## DESCRIPTION OF THE TASK
In your copy, leave out the pictures and repeat the entries below exactly.

## GIVEN INFORMATION
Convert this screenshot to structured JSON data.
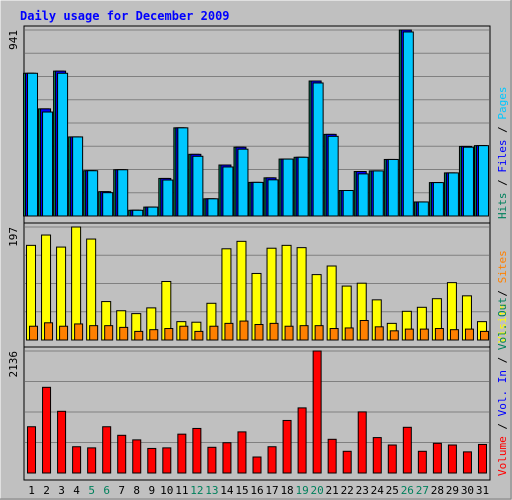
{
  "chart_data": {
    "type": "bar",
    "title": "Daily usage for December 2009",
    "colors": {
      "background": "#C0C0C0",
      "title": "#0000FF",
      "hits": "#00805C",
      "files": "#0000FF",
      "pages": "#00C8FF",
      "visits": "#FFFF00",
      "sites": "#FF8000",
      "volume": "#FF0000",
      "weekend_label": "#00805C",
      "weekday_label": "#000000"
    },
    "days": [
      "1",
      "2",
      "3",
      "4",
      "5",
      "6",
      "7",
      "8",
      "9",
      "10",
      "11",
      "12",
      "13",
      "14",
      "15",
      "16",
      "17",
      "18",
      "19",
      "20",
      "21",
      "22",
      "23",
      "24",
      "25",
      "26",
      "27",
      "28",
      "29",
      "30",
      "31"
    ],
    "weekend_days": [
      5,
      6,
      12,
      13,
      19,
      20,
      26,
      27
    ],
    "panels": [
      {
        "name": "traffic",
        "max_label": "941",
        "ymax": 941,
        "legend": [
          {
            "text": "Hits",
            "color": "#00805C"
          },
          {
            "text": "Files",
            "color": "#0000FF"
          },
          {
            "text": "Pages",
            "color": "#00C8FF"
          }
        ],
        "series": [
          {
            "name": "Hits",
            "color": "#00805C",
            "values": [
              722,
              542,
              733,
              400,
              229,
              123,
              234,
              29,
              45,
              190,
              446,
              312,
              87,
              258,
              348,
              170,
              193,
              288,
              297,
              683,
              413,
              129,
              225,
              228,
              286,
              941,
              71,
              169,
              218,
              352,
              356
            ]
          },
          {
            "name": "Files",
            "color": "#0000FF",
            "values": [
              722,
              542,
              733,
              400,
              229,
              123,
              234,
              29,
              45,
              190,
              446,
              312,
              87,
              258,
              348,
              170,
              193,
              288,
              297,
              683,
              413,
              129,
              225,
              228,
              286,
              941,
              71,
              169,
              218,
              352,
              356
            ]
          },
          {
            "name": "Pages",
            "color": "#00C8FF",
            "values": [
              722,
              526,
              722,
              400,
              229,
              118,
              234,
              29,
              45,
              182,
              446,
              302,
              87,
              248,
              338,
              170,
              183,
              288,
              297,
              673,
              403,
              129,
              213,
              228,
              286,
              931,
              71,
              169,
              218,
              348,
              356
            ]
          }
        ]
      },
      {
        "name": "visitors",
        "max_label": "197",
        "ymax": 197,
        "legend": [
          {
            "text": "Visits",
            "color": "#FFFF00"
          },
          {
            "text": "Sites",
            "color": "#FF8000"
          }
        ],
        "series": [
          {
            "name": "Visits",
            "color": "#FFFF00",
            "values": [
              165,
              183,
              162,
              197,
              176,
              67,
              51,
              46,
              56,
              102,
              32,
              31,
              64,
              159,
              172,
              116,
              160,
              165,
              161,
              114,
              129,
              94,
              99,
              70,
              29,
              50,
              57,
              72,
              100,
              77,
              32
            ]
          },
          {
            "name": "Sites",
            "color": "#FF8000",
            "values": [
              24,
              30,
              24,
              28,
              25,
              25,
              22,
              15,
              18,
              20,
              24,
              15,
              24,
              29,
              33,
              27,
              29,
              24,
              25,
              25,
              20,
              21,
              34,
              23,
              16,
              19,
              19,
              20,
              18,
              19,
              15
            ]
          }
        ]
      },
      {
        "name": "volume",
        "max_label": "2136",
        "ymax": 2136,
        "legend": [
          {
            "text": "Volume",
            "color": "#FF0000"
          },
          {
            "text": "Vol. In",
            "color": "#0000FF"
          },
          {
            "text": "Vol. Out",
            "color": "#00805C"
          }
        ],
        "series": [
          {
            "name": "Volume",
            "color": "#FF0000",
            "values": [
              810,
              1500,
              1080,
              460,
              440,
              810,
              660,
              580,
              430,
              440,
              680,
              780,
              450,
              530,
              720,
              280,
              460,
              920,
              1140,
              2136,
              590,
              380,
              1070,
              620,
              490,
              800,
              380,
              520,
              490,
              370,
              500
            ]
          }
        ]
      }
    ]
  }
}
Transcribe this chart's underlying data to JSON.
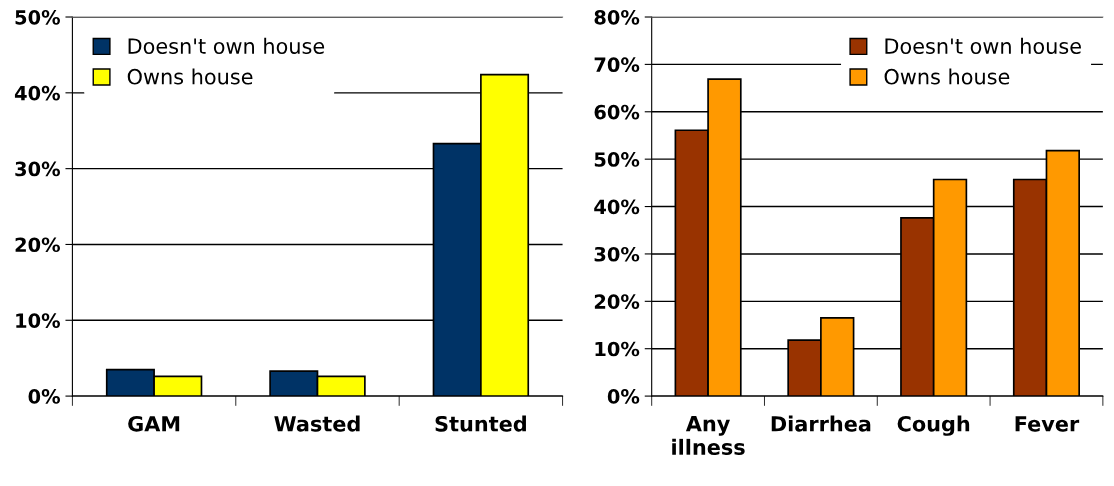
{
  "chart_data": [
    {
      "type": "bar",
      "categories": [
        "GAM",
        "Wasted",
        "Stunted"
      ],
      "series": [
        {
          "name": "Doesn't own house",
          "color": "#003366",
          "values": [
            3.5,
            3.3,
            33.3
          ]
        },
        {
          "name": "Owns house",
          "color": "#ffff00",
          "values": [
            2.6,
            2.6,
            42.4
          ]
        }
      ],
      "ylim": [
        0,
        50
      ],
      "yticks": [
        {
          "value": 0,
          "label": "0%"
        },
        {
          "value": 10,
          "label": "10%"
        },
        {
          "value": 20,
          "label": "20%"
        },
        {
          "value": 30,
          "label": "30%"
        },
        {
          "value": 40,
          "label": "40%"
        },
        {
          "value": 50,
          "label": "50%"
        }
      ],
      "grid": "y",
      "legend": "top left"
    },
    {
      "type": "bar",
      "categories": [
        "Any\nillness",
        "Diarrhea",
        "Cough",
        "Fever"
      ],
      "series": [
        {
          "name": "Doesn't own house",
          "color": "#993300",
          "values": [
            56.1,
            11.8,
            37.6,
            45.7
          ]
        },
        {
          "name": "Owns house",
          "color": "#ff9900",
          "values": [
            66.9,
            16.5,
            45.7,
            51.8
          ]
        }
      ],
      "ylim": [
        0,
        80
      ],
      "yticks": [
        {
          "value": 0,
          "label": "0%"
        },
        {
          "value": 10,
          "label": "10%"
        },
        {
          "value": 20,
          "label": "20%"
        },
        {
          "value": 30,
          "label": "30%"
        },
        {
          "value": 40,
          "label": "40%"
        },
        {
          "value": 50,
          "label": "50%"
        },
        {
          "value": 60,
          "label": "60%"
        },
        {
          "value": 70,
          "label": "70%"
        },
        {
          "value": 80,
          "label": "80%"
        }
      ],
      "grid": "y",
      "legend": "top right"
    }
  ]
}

## ANSWER TO THIS PROBLEM
Convert this screenshot to structured JSON data.
{
  "chart_data": {
    "type": "bar",
    "title": "Daily usage for December 2009",
    "colors": {
      "background": "#C0C0C0",
      "title": "#0000FF",
      "hits": "#00805C",
      "files": "#0000FF",
      "pages": "#00C8FF",
      "visits": "#FFFF00",
      "sites": "#FF8000",
      "volume": "#FF0000",
      "weekend_label": "#00805C",
      "weekday_label": "#000000"
    },
    "days": [
      "1",
      "2",
      "3",
      "4",
      "5",
      "6",
      "7",
      "8",
      "9",
      "10",
      "11",
      "12",
      "13",
      "14",
      "15",
      "16",
      "17",
      "18",
      "19",
      "20",
      "21",
      "22",
      "23",
      "24",
      "25",
      "26",
      "27",
      "28",
      "29",
      "30",
      "31"
    ],
    "weekend_days": [
      5,
      6,
      12,
      13,
      19,
      20,
      26,
      27
    ],
    "panels": [
      {
        "name": "traffic",
        "max_label": "941",
        "ymax": 941,
        "legend": [
          {
            "text": "Hits",
            "color": "#00805C"
          },
          {
            "text": "Files",
            "color": "#0000FF"
          },
          {
            "text": "Pages",
            "color": "#00C8FF"
          }
        ],
        "series": [
          {
            "name": "Hits",
            "color": "#00805C",
            "values": [
              722,
              542,
              733,
              400,
              229,
              123,
              234,
              29,
              45,
              190,
              446,
              312,
              87,
              258,
              348,
              170,
              193,
              288,
              297,
              683,
              413,
              129,
              225,
              228,
              286,
              941,
              71,
              169,
              218,
              352,
              356
            ]
          },
          {
            "name": "Files",
            "color": "#0000FF",
            "values": [
              722,
              542,
              733,
              400,
              229,
              123,
              234,
              29,
              45,
              190,
              446,
              312,
              87,
              258,
              348,
              170,
              193,
              288,
              297,
              683,
              413,
              129,
              225,
              228,
              286,
              941,
              71,
              169,
              218,
              352,
              356
            ]
          },
          {
            "name": "Pages",
            "color": "#00C8FF",
            "values": [
              722,
              526,
              722,
              400,
              229,
              118,
              234,
              29,
              45,
              182,
              446,
              302,
              87,
              248,
              338,
              170,
              183,
              288,
              297,
              673,
              403,
              129,
              213,
              228,
              286,
              931,
              71,
              169,
              218,
              348,
              356
            ]
          }
        ]
      },
      {
        "name": "visitors",
        "max_label": "197",
        "ymax": 197,
        "legend": [
          {
            "text": "Visits",
            "color": "#FFFF00"
          },
          {
            "text": "Sites",
            "color": "#FF8000"
          }
        ],
        "series": [
          {
            "name": "Visits",
            "color": "#FFFF00",
            "values": [
              165,
              183,
              162,
              197,
              176,
              67,
              51,
              46,
              56,
              102,
              32,
              31,
              64,
              159,
              172,
              116,
              160,
              165,
              161,
              114,
              129,
              94,
              99,
              70,
              29,
              50,
              57,
              72,
              100,
              77,
              32
            ]
          },
          {
            "name": "Sites",
            "color": "#FF8000",
            "values": [
              24,
              30,
              24,
              28,
              25,
              25,
              22,
              15,
              18,
              20,
              24,
              15,
              24,
              29,
              33,
              27,
              29,
              24,
              25,
              25,
              20,
              21,
              34,
              23,
              16,
              19,
              19,
              20,
              18,
              19,
              15
            ]
          }
        ]
      },
      {
        "name": "volume",
        "max_label": "2136",
        "ymax": 2136,
        "legend": [
          {
            "text": "Volume",
            "color": "#FF0000"
          },
          {
            "text": "Vol. In",
            "color": "#0000FF"
          },
          {
            "text": "Vol. Out",
            "color": "#00805C"
          }
        ],
        "series": [
          {
            "name": "Volume",
            "color": "#FF0000",
            "values": [
              810,
              1500,
              1080,
              460,
              440,
              810,
              660,
              580,
              430,
              440,
              680,
              780,
              450,
              530,
              720,
              280,
              460,
              920,
              1140,
              2136,
              590,
              380,
              1070,
              620,
              490,
              800,
              380,
              520,
              490,
              370,
              500
            ]
          }
        ]
      }
    ]
  }
}
Transcribe this chart's underlying data to JSON.
{
  "chart_data": [
    {
      "type": "bar",
      "categories": [
        "GAM",
        "Wasted",
        "Stunted"
      ],
      "series": [
        {
          "name": "Doesn't own house",
          "color": "#003366",
          "values": [
            3.5,
            3.3,
            33.3
          ]
        },
        {
          "name": "Owns house",
          "color": "#ffff00",
          "values": [
            2.6,
            2.6,
            42.4
          ]
        }
      ],
      "ylim": [
        0,
        50
      ],
      "yticks": [
        {
          "value": 0,
          "label": "0%"
        },
        {
          "value": 10,
          "label": "10%"
        },
        {
          "value": 20,
          "label": "20%"
        },
        {
          "value": 30,
          "label": "30%"
        },
        {
          "value": 40,
          "label": "40%"
        },
        {
          "value": 50,
          "label": "50%"
        }
      ],
      "grid": "y",
      "legend": "top left"
    },
    {
      "type": "bar",
      "categories": [
        "Any\nillness",
        "Diarrhea",
        "Cough",
        "Fever"
      ],
      "series": [
        {
          "name": "Doesn't own house",
          "color": "#993300",
          "values": [
            56.1,
            11.8,
            37.6,
            45.7
          ]
        },
        {
          "name": "Owns house",
          "color": "#ff9900",
          "values": [
            66.9,
            16.5,
            45.7,
            51.8
          ]
        }
      ],
      "ylim": [
        0,
        80
      ],
      "yticks": [
        {
          "value": 0,
          "label": "0%"
        },
        {
          "value": 10,
          "label": "10%"
        },
        {
          "value": 20,
          "label": "20%"
        },
        {
          "value": 30,
          "label": "30%"
        },
        {
          "value": 40,
          "label": "40%"
        },
        {
          "value": 50,
          "label": "50%"
        },
        {
          "value": 60,
          "label": "60%"
        },
        {
          "value": 70,
          "label": "70%"
        },
        {
          "value": 80,
          "label": "80%"
        }
      ],
      "grid": "y",
      "legend": "top right"
    }
  ]
}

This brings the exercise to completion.